Document:
◇ ◇ ◇ ◇ ◇

One Final Autumn: A Retrospective
By Fred Natividad

The sound of trees in the neighborhood rustling to the rhythm of cool breezes of dying summer became more pronounced. Red, brown, and yellow leaves fluttered in slow abandon as they fell to the ground.

It was time for college again.

The boys - with their mother and her credit card - had done their final shopping. They bought enough new jeans and shirts and music tapes and whatever else. They did not buy any school supplies because they said they would buy what they would need at campus stores.

And so it was time - the annual trip 130 miles south of Winfield into deep corn and soybean country in the middle of which is the sprawling campus the University of Illinois straddling the twin towns of Urbana and Champaign.

The sound of trees in the neighborhood rustling to the rhythm of cool breezes of dying summer became more pronounced. Red, brown, and yellow leaves fluttered in slow abandon as they fell to the ground. It was time for college again...And so it was time - the annual trip 130 miles south of Winfield into deep corn and soybean country in the middle of which is the sprawling campus the University of Illinois straddling the twin towns of Urbana and Champaign.

◇ ◇ ◇ ◇ ◇

Data supplied:

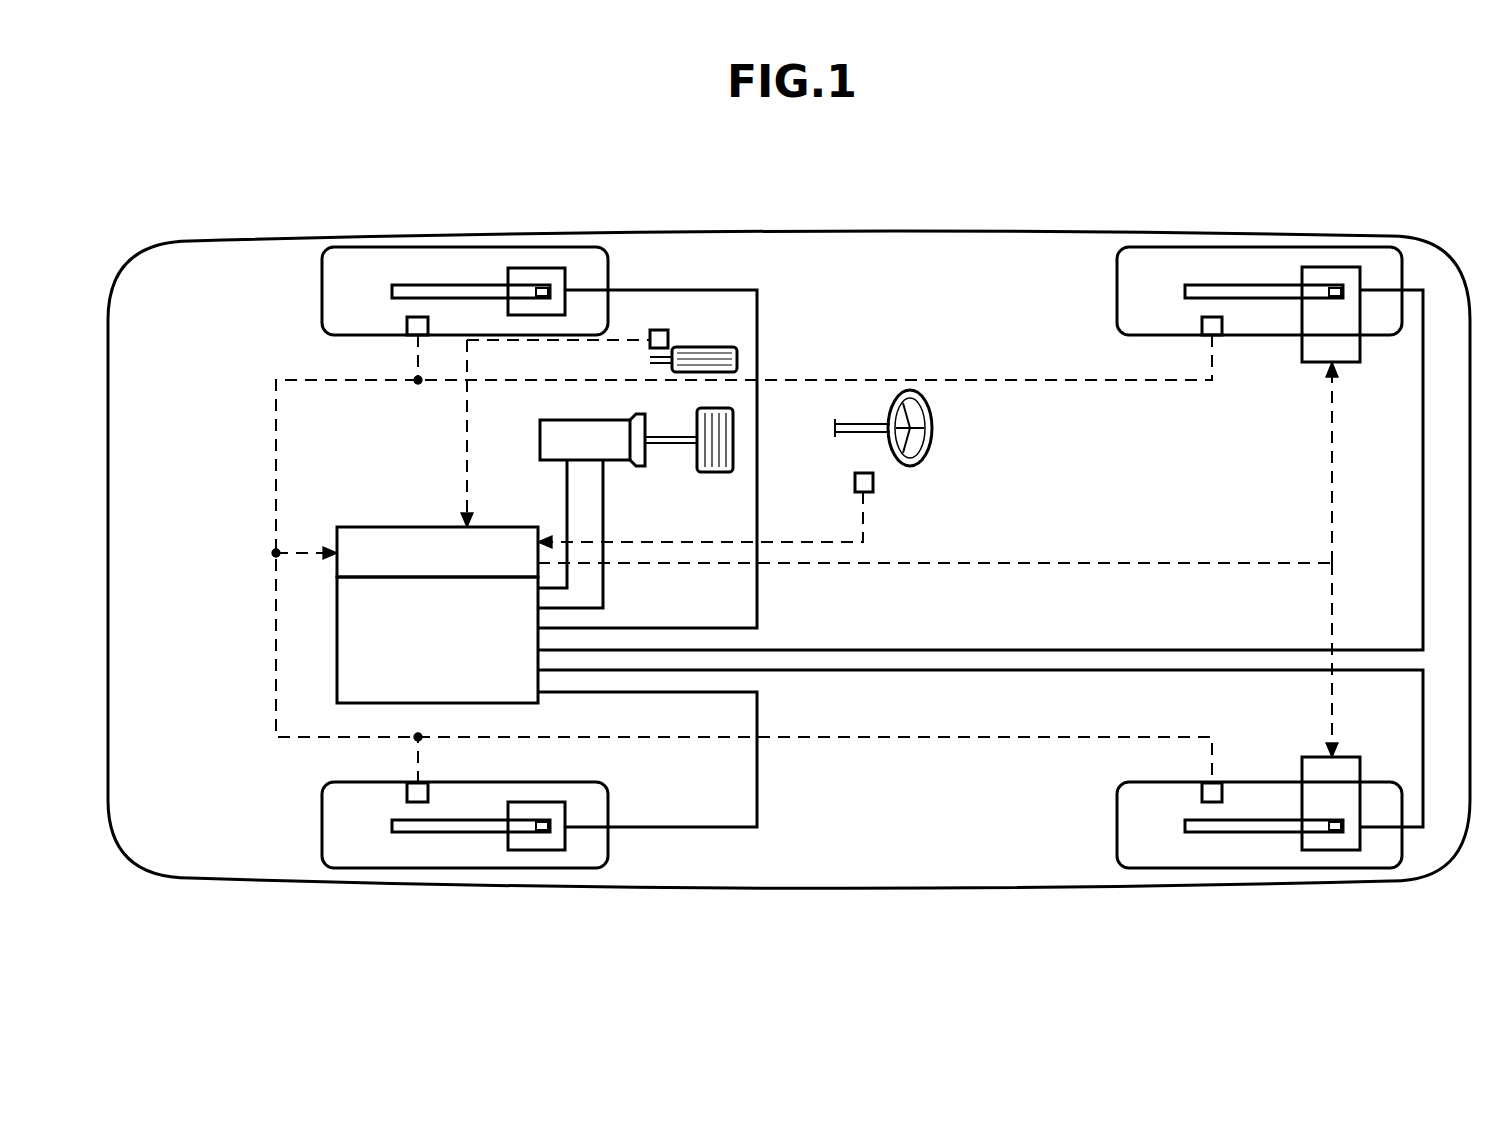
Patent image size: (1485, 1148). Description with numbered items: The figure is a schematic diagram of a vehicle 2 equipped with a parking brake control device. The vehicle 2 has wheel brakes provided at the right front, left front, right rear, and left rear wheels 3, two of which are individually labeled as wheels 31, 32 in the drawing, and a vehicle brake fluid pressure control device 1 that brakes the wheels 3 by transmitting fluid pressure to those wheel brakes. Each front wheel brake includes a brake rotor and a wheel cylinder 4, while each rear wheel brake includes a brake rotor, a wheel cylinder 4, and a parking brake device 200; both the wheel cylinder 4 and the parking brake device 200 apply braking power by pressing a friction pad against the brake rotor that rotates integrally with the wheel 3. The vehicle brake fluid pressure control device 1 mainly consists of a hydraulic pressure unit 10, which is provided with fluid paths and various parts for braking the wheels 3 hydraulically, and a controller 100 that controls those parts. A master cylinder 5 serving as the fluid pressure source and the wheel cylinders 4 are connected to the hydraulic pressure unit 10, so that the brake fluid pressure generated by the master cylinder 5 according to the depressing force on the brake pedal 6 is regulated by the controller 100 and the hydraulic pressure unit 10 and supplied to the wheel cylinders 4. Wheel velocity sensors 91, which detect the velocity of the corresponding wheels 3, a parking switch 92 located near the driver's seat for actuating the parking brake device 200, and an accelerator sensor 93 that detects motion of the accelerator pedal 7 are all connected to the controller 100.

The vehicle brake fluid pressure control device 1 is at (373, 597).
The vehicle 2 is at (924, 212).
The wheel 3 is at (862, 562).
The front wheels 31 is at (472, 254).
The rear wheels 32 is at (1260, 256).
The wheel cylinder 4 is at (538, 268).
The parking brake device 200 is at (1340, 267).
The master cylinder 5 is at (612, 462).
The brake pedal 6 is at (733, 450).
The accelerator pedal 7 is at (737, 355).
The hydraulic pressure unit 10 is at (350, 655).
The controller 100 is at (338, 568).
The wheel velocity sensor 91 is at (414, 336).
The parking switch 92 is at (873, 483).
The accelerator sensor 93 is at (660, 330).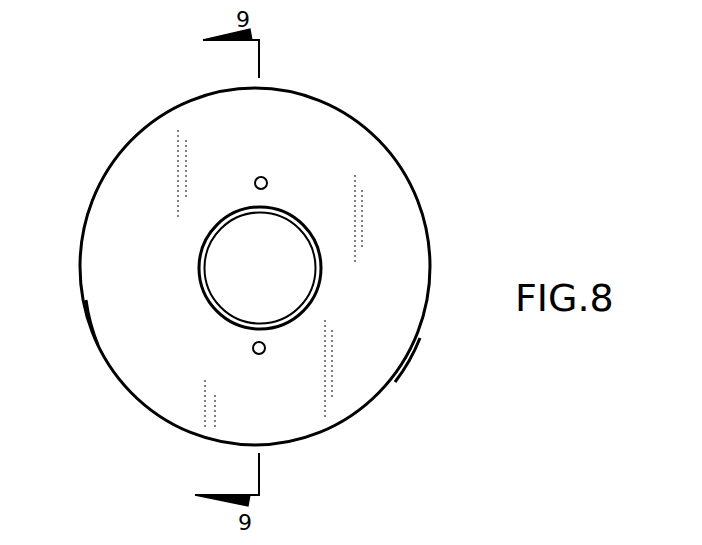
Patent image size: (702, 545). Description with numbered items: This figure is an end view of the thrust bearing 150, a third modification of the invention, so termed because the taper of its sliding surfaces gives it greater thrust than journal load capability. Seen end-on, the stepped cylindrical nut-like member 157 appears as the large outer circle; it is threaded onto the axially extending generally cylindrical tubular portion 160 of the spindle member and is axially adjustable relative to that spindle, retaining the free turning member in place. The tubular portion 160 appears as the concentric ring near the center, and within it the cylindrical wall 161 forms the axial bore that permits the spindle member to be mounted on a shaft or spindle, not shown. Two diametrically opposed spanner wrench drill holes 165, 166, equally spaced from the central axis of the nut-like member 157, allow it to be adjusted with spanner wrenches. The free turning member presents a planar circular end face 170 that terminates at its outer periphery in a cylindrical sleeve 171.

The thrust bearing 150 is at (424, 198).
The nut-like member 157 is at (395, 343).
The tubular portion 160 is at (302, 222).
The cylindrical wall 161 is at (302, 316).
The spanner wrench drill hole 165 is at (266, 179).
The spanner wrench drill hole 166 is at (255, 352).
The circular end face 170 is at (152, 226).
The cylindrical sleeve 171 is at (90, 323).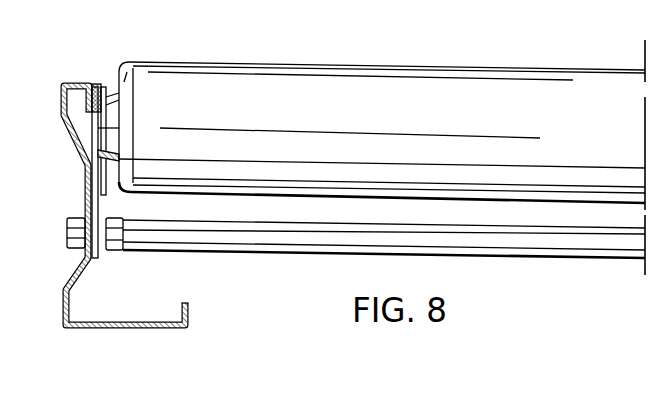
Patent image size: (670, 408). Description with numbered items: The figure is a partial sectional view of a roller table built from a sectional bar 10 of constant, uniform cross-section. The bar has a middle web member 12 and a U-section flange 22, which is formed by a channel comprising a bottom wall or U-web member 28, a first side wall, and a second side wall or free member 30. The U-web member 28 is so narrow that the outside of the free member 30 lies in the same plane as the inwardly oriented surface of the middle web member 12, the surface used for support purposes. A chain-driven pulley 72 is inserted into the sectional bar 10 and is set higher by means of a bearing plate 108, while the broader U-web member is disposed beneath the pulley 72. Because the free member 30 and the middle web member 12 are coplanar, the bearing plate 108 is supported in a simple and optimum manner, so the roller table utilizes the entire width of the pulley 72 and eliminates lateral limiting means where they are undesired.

◇ ◇ ◇ ◇ ◇

Written exercise: Revise the autumn retrospective from "The boys - with" to "at campus stores.", putting "video games" in place of "music tapes".

Solution to this problem:
The boys - with their mother and her credit card - had done their final shopping. They bought enough new jeans and shirts and video games and whatever else. They did not buy any school supplies because they said they would buy what they would need at campus stores.